Given exercise: Find the lines holding the string "имеющих" in the data, then copy all of them.

Saved entries:
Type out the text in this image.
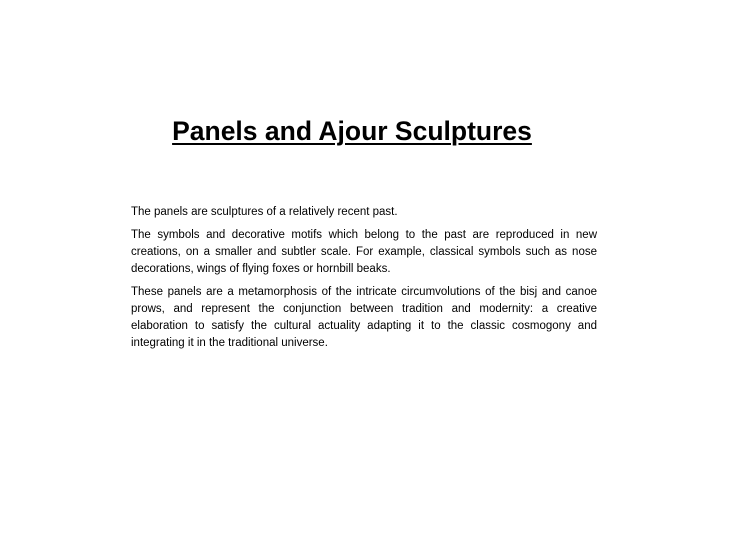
Panels and Ajour Sculptures

The panels are sculptures of a relatively recent past.

The symbols and decorative motifs which belong to the past are reproduced in new creations, on a smaller and subtler scale. For example, classical symbols such as nose decorations, wings of flying foxes or hornbill beaks.

These panels are a metamorphosis of the intricate circumvolutions of the bisj and canoe prows, and represent the conjunction between tradition and modernity: a creative elaboration to satisfy the cultural actuality adapting it to the classic cosmogony and integrating it in the traditional universe.
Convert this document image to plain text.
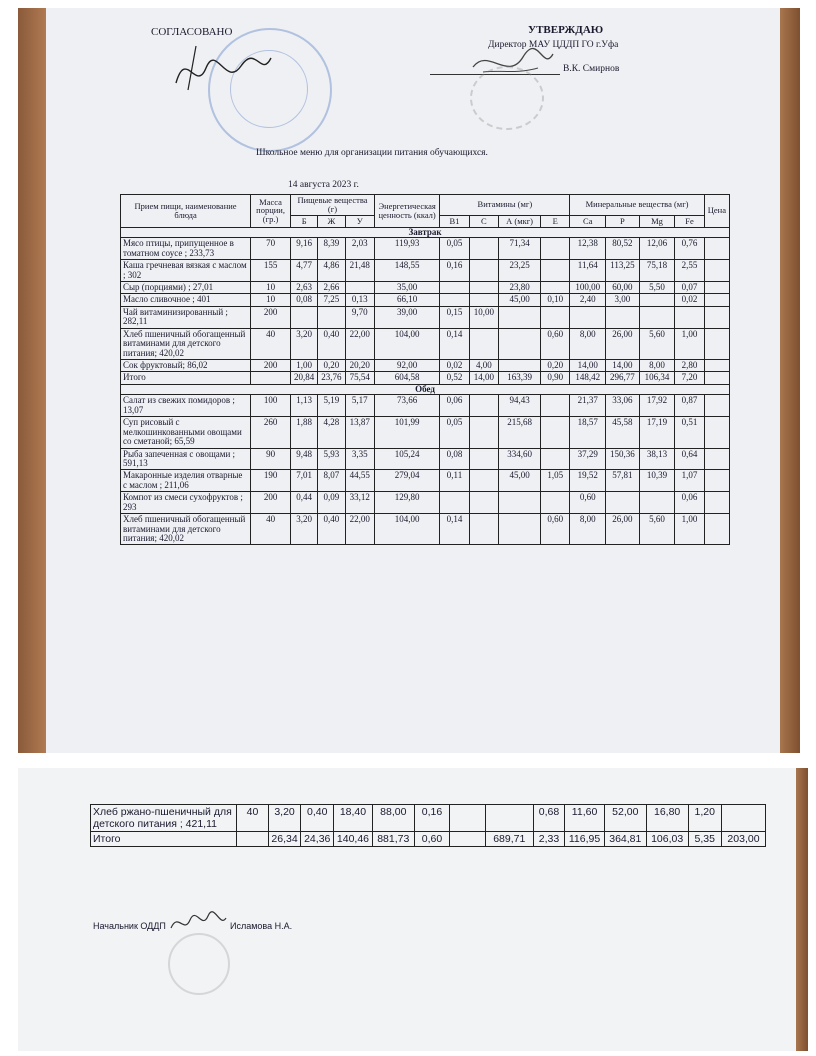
СОГЛАСОВАНО	УТВЕРЖДАЮ
Директор МАУ ЦДДП ГО г.Уфа
В.К. Смирнов
Школьное меню для организации питания обучающихся.
14 августа 2023 г.
Прием пищи, наименование блюда	Масса порции, (гр.)	Пищевые вещества (г)			Энергетическая ценность (ккал)	Витамины (мг)				Минеральные вещества (мг)				Цена
		Б	Ж	У		В1	С	А (мкг)	Е	Ca	P	Mg	Fe	
Завтрак														
Мясо птицы, припущенное в томатном соусе ; 233,73	70	9,16	8,39	2,03	119,93	0,05		71,34		12,38	80,52	12,06	0,76	
Каша гречневая вязкая с маслом ; 302	155	4,77	4,86	21,48	148,55	0,16		23,25		11,64	113,25	75,18	2,55	
Сыр (порциями) ; 27,01	10	2,63	2,66		35,00			23,80		100,00	60,00	5,50	0,07	
Масло сливочное ; 401	10	0,08	7,25	0,13	66,10			45,00	0,10	2,40	3,00		0,02	
Чай витаминизированный ; 282,11	200			9,70	39,00	0,15	10,00							
Хлеб пшеничный обогащенный витаминами для детского питания; 420,02	40	3,20	0,40	22,00	104,00	0,14			0,60	8,00	26,00	5,60	1,00	
Сок фруктовый; 86,02	200	1,00	0,20	20,20	92,00	0,02	4,00		0,20	14,00	14,00	8,00	2,80	
Итого		20,84	23,76	75,54	604,58	0,52	14,00	163,39	0,90	148,42	296,77	106,34	7,20	
Обед														
Салат из свежих помидоров ; 13,07	100	1,13	5,19	5,17	73,66	0,06		94,43		21,37	33,06	17,92	0,87	
Суп рисовый с мелкошинкованными овощами со сметаной; 65,59	260	1,88	4,28	13,87	101,99	0,05		215,68		18,57	45,58	17,19	0,51	
Рыба запеченная с овощами ; 591,13	90	9,48	5,93	3,35	105,24	0,08		334,60		37,29	150,36	38,13	0,64	
Макаронные изделия отварные с маслом ; 211,06	190	7,01	8,07	44,55	279,04	0,11		45,00	1,05	19,52	57,81	10,39	1,07	
Компот из смеси сухофруктов ; 293	200	0,44	0,09	33,12	129,80					0,60			0,06	
Хлеб пшеничный обогащенный витаминами для детского питания; 420,02	40	3,20	0,40	22,00	104,00	0,14			0,60	8,00	26,00	5,60	1,00	
Хлеб ржано-пшеничный для детского питания ; 421,11	40	3,20	0,40	18,40	88,00	0,16			0,68	11,60	52,00	16,80	1,20	
Итого		26,34	24,36	140,46	881,73	0,60		689,71	2,33	116,95	364,81	106,03	5,35	203,00
Начальник ОДДП	Исламова Н.А.
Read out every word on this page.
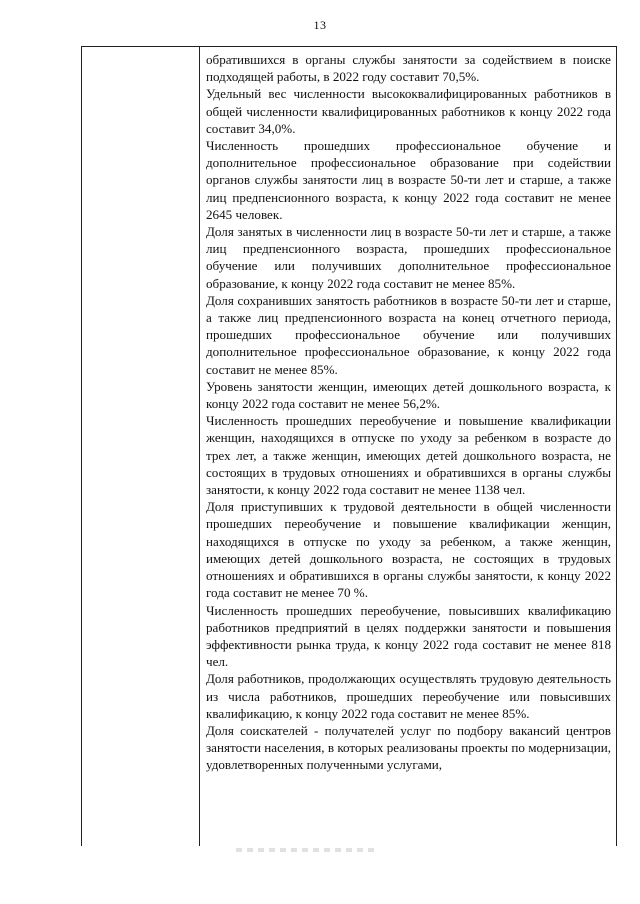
13

обратившихся в органы службы занятости за содействием в поиске подходящей работы, в 2022 году составит 70,5%.

Удельный вес численности высококвалифицированных работников в общей численности квалифицированных работников к концу 2022 года составит 34,0%.

Численность прошедших профессиональное обучение и дополнительное профессиональное образование при содействии органов службы занятости лиц в возрасте 50-ти лет и старше, а также лиц предпенсионного возраста, к концу 2022 года составит не менее 2645 человек.

Доля занятых в численности лиц в возрасте 50-ти лет и старше, а также лиц предпенсионного возраста, прошедших профессиональное обучение или получивших дополнительное профессиональное образование, к концу 2022 года составит не менее 85%.

Доля сохранивших занятость работников в возрасте 50-ти лет и старше, а также лиц предпенсионного возраста на конец отчетного периода, прошедших профессиональное обучение или получивших дополнительное профессиональное образование, к концу 2022 года составит не менее 85%.

Уровень занятости женщин, имеющих детей дошкольного возраста, к концу 2022 года составит не менее 56,2%.

Численность прошедших переобучение и повышение квалификации женщин, находящихся в отпуске по уходу за ребенком в возрасте до трех лет, а также женщин, имеющих детей дошкольного возраста, не состоящих в трудовых отношениях и обратившихся в органы службы занятости, к концу 2022 года составит не менее 1138 чел.

Доля приступивших к трудовой деятельности в общей численности прошедших переобучение и повышение квалификации женщин, находящихся в отпуске по уходу за ребенком, а также женщин, имеющих детей дошкольного возраста, не состоящих в трудовых отношениях и обратившихся в органы службы занятости, к концу 2022 года составит не менее 70 %.

Численность прошедших переобучение, повысивших квалификацию работников предприятий в целях поддержки занятости и повышения эффективности рынка труда, к концу 2022 года составит не менее 818 чел.

Доля работников, продолжающих осуществлять трудовую деятельность из числа работников, прошедших переобучение или повысивших квалификацию, к концу 2022 года составит не менее 85%.

Доля соискателей - получателей услуг по подбору вакансий центров занятости населения, в которых реализованы проекты по модернизации, удовлетворенных полученными услугами,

Output for this exercise:
Уровень занятости женщин, имеющих детей дошкольного возраста, к концу 2022 года составит не менее 56,2%.
Численность прошедших переобучение и повышение квалификации женщин, находящихся в отпуске по уходу за ребенком в возрасте до трех лет, а также женщин, имеющих детей дошкольного возраста, не состоящих в трудовых отношениях и обратившихся в органы службы занятости, к концу 2022 года составит не менее 1138 чел.
Доля приступивших к трудовой деятельности в общей численности прошедших переобучение и повышение квалификации женщин, находящихся в отпуске по уходу за ребенком, а также женщин, имеющих детей дошкольного возраста, не состоящих в трудовых отношениях и обратившихся в органы службы занятости, к концу 2022 года составит не менее 70 %.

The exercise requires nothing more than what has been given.